_MATERIALS PROVIDED_
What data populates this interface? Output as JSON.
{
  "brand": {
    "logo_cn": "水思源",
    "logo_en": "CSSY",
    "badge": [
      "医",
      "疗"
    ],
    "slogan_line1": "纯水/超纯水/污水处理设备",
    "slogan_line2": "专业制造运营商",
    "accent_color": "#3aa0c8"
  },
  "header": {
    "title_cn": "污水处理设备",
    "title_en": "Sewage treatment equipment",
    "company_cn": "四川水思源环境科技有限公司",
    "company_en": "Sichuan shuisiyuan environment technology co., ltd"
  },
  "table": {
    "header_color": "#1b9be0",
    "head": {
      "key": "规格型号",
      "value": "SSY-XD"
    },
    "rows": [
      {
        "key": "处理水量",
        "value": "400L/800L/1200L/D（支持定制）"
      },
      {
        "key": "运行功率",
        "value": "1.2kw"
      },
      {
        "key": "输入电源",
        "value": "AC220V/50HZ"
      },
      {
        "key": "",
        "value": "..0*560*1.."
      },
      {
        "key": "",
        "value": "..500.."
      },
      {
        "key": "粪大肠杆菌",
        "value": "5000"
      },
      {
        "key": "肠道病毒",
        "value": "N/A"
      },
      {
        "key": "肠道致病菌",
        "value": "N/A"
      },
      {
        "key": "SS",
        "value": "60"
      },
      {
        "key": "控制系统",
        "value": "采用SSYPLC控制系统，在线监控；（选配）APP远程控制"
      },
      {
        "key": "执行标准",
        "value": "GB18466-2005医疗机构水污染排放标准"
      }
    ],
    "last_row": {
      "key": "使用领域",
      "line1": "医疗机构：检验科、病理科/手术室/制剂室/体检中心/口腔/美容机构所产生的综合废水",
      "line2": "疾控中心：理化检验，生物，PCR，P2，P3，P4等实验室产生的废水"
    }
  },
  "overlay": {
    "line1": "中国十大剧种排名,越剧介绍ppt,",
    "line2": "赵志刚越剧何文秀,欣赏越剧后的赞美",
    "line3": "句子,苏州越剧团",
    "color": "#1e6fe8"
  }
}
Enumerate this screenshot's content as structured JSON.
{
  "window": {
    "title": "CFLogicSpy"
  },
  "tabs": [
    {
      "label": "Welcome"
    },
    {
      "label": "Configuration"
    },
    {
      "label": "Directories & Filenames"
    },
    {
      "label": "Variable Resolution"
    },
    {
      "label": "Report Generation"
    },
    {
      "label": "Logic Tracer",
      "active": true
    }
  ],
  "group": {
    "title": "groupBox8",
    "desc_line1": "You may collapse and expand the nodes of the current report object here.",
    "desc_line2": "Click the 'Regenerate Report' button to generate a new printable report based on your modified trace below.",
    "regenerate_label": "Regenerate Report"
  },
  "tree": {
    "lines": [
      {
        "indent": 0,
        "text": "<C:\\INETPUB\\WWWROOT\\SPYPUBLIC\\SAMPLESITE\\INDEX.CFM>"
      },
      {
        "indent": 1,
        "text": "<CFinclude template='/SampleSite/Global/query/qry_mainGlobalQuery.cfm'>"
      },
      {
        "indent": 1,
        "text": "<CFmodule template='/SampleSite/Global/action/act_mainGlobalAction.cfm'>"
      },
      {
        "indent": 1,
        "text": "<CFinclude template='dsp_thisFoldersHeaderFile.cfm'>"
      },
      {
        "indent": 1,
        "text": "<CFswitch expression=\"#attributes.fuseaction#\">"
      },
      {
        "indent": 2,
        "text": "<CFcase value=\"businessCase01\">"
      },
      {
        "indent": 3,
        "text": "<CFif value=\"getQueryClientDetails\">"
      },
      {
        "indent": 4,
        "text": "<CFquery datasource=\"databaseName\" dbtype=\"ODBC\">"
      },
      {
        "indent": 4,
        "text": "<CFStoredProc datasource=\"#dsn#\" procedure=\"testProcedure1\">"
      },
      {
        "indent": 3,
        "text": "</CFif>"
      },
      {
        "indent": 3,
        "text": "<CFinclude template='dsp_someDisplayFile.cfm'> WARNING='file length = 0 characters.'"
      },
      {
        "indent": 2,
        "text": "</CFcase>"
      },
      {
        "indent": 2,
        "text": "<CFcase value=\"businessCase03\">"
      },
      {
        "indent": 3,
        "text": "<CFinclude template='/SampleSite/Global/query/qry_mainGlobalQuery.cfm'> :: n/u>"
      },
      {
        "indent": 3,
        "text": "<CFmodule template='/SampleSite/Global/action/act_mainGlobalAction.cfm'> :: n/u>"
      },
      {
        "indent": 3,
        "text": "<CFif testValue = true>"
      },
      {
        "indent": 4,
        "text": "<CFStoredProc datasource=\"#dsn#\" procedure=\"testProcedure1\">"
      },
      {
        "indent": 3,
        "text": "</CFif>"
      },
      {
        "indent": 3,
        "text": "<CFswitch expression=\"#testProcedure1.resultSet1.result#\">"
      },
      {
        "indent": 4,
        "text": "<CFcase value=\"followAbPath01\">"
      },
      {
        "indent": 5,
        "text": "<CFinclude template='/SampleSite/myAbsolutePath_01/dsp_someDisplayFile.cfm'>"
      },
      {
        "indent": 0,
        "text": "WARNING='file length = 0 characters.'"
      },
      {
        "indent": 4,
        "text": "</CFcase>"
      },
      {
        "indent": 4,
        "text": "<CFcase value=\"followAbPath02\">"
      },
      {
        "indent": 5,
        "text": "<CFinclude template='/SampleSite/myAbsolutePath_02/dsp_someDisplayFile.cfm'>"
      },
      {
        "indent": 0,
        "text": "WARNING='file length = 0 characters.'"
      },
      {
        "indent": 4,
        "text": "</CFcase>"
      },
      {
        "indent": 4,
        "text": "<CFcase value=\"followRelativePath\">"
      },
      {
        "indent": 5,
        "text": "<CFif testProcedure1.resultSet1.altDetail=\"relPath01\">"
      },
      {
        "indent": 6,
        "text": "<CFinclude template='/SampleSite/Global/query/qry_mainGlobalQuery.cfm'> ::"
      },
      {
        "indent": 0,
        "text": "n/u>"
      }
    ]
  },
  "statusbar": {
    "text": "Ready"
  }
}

_PROBLEM TO WORK ON_
Repeat every line of the material exactly as given.

_SOLUTION TO THIS TASK_
What data populates this interface? Output as JSON.
{
  "brand": {
    "logo_cn": "水思源",
    "logo_en": "CSSY",
    "badge": [
      "医",
      "疗"
    ],
    "slogan_line1": "纯水/超纯水/污水处理设备",
    "slogan_line2": "专业制造运营商",
    "accent_color": "#3aa0c8"
  },
  "header": {
    "title_cn": "污水处理设备",
    "title_en": "Sewage treatment equipment",
    "company_cn": "四川水思源环境科技有限公司",
    "company_en": "Sichuan shuisiyuan environment technology co., ltd"
  },
  "table": {
    "header_color": "#1b9be0",
    "head": {
      "key": "规格型号",
      "value": "SSY-XD"
    },
    "rows": [
      {
        "key": "处理水量",
        "value": "400L/800L/1200L/D（支持定制）"
      },
      {
        "key": "运行功率",
        "value": "1.2kw"
      },
      {
        "key": "输入电源",
        "value": "AC220V/50HZ"
      },
      {
        "key": "",
        "value": "..0*560*1.."
      },
      {
        "key": "",
        "value": "..500.."
      },
      {
        "key": "粪大肠杆菌",
        "value": "5000"
      },
      {
        "key": "肠道病毒",
        "value": "N/A"
      },
      {
        "key": "肠道致病菌",
        "value": "N/A"
      },
      {
        "key": "SS",
        "value": "60"
      },
      {
        "key": "控制系统",
        "value": "采用SSYPLC控制系统，在线监控；（选配）APP远程控制"
      },
      {
        "key": "执行标准",
        "value": "GB18466-2005医疗机构水污染排放标准"
      }
    ],
    "last_row": {
      "key": "使用领域",
      "line1": "医疗机构：检验科、病理科/手术室/制剂室/体检中心/口腔/美容机构所产生的综合废水",
      "line2": "疾控中心：理化检验，生物，PCR，P2，P3，P4等实验室产生的废水"
    }
  },
  "overlay": {
    "line1": "中国十大剧种排名,越剧介绍ppt,",
    "line2": "赵志刚越剧何文秀,欣赏越剧后的赞美",
    "line3": "句子,苏州越剧团",
    "color": "#1e6fe8"
  }
}
Enumerate this screenshot's content as structured JSON.
{
  "window": {
    "title": "CFLogicSpy"
  },
  "tabs": [
    {
      "label": "Welcome"
    },
    {
      "label": "Configuration"
    },
    {
      "label": "Directories & Filenames"
    },
    {
      "label": "Variable Resolution"
    },
    {
      "label": "Report Generation"
    },
    {
      "label": "Logic Tracer",
      "active": true
    }
  ],
  "group": {
    "title": "groupBox8",
    "desc_line1": "You may collapse and expand the nodes of the current report object here.",
    "desc_line2": "Click the 'Regenerate Report' button to generate a new printable report based on your modified trace below.",
    "regenerate_label": "Regenerate Report"
  },
  "tree": {
    "lines": [
      {
        "indent": 0,
        "text": "<C:\\INETPUB\\WWWROOT\\SPYPUBLIC\\SAMPLESITE\\INDEX.CFM>"
      },
      {
        "indent": 1,
        "text": "<CFinclude template='/SampleSite/Global/query/qry_mainGlobalQuery.cfm'>"
      },
      {
        "indent": 1,
        "text": "<CFmodule template='/SampleSite/Global/action/act_mainGlobalAction.cfm'>"
      },
      {
        "indent": 1,
        "text": "<CFinclude template='dsp_thisFoldersHeaderFile.cfm'>"
      },
      {
        "indent": 1,
        "text": "<CFswitch expression=\"#attributes.fuseaction#\">"
      },
      {
        "indent": 2,
        "text": "<CFcase value=\"businessCase01\">"
      },
      {
        "indent": 3,
        "text": "<CFif value=\"getQueryClientDetails\">"
      },
      {
        "indent": 4,
        "text": "<CFquery datasource=\"databaseName\" dbtype=\"ODBC\">"
      },
      {
        "indent": 4,
        "text": "<CFStoredProc datasource=\"#dsn#\" procedure=\"testProcedure1\">"
      },
      {
        "indent": 3,
        "text": "</CFif>"
      },
      {
        "indent": 3,
        "text": "<CFinclude template='dsp_someDisplayFile.cfm'> WARNING='file length = 0 characters.'"
      },
      {
        "indent": 2,
        "text": "</CFcase>"
      },
      {
        "indent": 2,
        "text": "<CFcase value=\"businessCase03\">"
      },
      {
        "indent": 3,
        "text": "<CFinclude template='/SampleSite/Global/query/qry_mainGlobalQuery.cfm'> :: n/u>"
      },
      {
        "indent": 3,
        "text": "<CFmodule template='/SampleSite/Global/action/act_mainGlobalAction.cfm'> :: n/u>"
      },
      {
        "indent": 3,
        "text": "<CFif testValue = true>"
      },
      {
        "indent": 4,
        "text": "<CFStoredProc datasource=\"#dsn#\" procedure=\"testProcedure1\">"
      },
      {
        "indent": 3,
        "text": "</CFif>"
      },
      {
        "indent": 3,
        "text": "<CFswitch expression=\"#testProcedure1.resultSet1.result#\">"
      },
      {
        "indent": 4,
        "text": "<CFcase value=\"followAbPath01\">"
      },
      {
        "indent": 5,
        "text": "<CFinclude template='/SampleSite/myAbsolutePath_01/dsp_someDisplayFile.cfm'>"
      },
      {
        "indent": 0,
        "text": "WARNING='file length = 0 characters.'"
      },
      {
        "indent": 4,
        "text": "</CFcase>"
      },
      {
        "indent": 4,
        "text": "<CFcase value=\"followAbPath02\">"
      },
      {
        "indent": 5,
        "text": "<CFinclude template='/SampleSite/myAbsolutePath_02/dsp_someDisplayFile.cfm'>"
      },
      {
        "indent": 0,
        "text": "WARNING='file length = 0 characters.'"
      },
      {
        "indent": 4,
        "text": "</CFcase>"
      },
      {
        "indent": 4,
        "text": "<CFcase value=\"followRelativePath\">"
      },
      {
        "indent": 5,
        "text": "<CFif testProcedure1.resultSet1.altDetail=\"relPath01\">"
      },
      {
        "indent": 6,
        "text": "<CFinclude template='/SampleSite/Global/query/qry_mainGlobalQuery.cfm'> ::"
      },
      {
        "indent": 0,
        "text": "n/u>"
      }
    ]
  },
  "statusbar": {
    "text": "Ready"
  }
}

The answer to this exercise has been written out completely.